— Begin MATERIAL FOR THIS TASK —

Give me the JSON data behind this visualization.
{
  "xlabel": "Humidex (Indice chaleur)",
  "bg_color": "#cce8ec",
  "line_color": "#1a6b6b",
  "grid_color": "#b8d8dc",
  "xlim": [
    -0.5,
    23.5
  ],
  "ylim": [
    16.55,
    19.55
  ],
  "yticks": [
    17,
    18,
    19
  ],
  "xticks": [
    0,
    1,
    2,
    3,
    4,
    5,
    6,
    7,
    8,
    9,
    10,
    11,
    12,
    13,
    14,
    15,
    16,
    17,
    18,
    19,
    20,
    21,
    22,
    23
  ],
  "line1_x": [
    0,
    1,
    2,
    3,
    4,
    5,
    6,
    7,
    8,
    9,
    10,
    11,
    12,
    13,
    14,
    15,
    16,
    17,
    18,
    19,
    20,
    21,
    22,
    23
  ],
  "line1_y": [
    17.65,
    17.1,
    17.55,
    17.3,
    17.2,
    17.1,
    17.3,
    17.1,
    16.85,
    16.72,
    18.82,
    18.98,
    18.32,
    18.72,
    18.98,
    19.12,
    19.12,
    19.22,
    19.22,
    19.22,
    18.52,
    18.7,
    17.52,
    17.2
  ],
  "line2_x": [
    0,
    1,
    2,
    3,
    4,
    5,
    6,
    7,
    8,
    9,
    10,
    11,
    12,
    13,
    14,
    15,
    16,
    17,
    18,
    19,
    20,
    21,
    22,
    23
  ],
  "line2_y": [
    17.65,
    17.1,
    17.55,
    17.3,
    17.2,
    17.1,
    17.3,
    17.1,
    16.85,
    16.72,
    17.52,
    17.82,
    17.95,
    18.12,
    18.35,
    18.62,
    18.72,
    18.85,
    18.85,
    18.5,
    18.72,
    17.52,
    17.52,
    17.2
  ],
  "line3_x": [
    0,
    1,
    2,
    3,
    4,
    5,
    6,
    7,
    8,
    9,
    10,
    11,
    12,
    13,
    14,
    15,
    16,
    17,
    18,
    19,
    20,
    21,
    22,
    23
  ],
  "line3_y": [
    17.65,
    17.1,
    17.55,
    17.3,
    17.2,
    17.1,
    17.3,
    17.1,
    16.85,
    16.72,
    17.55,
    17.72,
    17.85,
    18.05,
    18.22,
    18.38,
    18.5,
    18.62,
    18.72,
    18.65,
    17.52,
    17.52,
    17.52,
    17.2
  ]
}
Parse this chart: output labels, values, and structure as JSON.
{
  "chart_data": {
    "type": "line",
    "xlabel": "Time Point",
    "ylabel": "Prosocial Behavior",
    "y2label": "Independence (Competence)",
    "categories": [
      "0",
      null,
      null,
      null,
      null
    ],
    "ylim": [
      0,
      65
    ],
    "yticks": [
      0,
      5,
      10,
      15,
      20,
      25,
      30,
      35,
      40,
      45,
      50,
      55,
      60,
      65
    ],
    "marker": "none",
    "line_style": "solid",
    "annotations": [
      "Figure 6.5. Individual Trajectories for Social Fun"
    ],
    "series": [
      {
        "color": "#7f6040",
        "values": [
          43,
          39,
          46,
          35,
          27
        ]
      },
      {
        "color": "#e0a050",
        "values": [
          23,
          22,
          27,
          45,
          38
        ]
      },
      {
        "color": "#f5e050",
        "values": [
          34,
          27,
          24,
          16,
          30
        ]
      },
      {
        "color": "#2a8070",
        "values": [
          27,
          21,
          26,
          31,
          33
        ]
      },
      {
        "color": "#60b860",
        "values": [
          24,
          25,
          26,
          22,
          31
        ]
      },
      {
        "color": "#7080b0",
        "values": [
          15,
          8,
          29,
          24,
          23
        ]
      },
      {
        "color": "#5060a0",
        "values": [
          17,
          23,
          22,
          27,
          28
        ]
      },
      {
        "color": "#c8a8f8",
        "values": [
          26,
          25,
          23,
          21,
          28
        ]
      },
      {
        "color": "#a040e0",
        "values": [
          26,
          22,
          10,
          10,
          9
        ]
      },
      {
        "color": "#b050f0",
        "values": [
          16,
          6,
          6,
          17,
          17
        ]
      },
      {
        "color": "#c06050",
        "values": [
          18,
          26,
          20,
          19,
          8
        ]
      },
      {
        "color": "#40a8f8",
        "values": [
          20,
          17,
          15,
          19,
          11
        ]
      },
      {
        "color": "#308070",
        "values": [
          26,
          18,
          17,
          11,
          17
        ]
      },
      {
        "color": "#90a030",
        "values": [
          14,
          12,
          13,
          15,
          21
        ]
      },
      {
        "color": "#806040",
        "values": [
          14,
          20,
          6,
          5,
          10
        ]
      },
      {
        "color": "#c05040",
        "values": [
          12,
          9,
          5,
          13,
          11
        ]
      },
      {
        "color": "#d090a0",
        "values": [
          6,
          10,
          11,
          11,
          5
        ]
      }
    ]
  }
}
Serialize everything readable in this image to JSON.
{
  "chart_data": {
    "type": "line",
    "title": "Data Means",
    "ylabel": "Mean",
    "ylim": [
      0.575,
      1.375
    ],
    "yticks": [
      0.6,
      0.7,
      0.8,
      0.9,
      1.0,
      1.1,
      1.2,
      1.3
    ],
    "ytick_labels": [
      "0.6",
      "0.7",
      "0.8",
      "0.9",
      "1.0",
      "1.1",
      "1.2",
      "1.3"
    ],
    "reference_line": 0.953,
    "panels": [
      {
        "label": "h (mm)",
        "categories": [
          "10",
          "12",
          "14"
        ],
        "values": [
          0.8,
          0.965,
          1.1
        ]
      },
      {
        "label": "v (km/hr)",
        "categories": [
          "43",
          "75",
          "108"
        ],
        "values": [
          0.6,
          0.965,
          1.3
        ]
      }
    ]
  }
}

— End MATERIAL FOR THIS TASK —

== TASK BRIEF ==
Everything from the line containing "Serialize everything readable" to the end of the records must be written out exactly; include both of those lines and no others.

== SOLUTION ==
Serialize everything readable in this image to JSON.
{
  "chart_data": {
    "type": "line",
    "title": "Data Means",
    "ylabel": "Mean",
    "ylim": [
      0.575,
      1.375
    ],
    "yticks": [
      0.6,
      0.7,
      0.8,
      0.9,
      1.0,
      1.1,
      1.2,
      1.3
    ],
    "ytick_labels": [
      "0.6",
      "0.7",
      "0.8",
      "0.9",
      "1.0",
      "1.1",
      "1.2",
      "1.3"
    ],
    "reference_line": 0.953,
    "panels": [
      {
        "label": "h (mm)",
        "categories": [
          "10",
          "12",
          "14"
        ],
        "values": [
          0.8,
          0.965,
          1.1
        ]
      },
      {
        "label": "v (km/hr)",
        "categories": [
          "43",
          "75",
          "108"
        ],
        "values": [
          0.6,
          0.965,
          1.3
        ]
      }
    ]
  }
}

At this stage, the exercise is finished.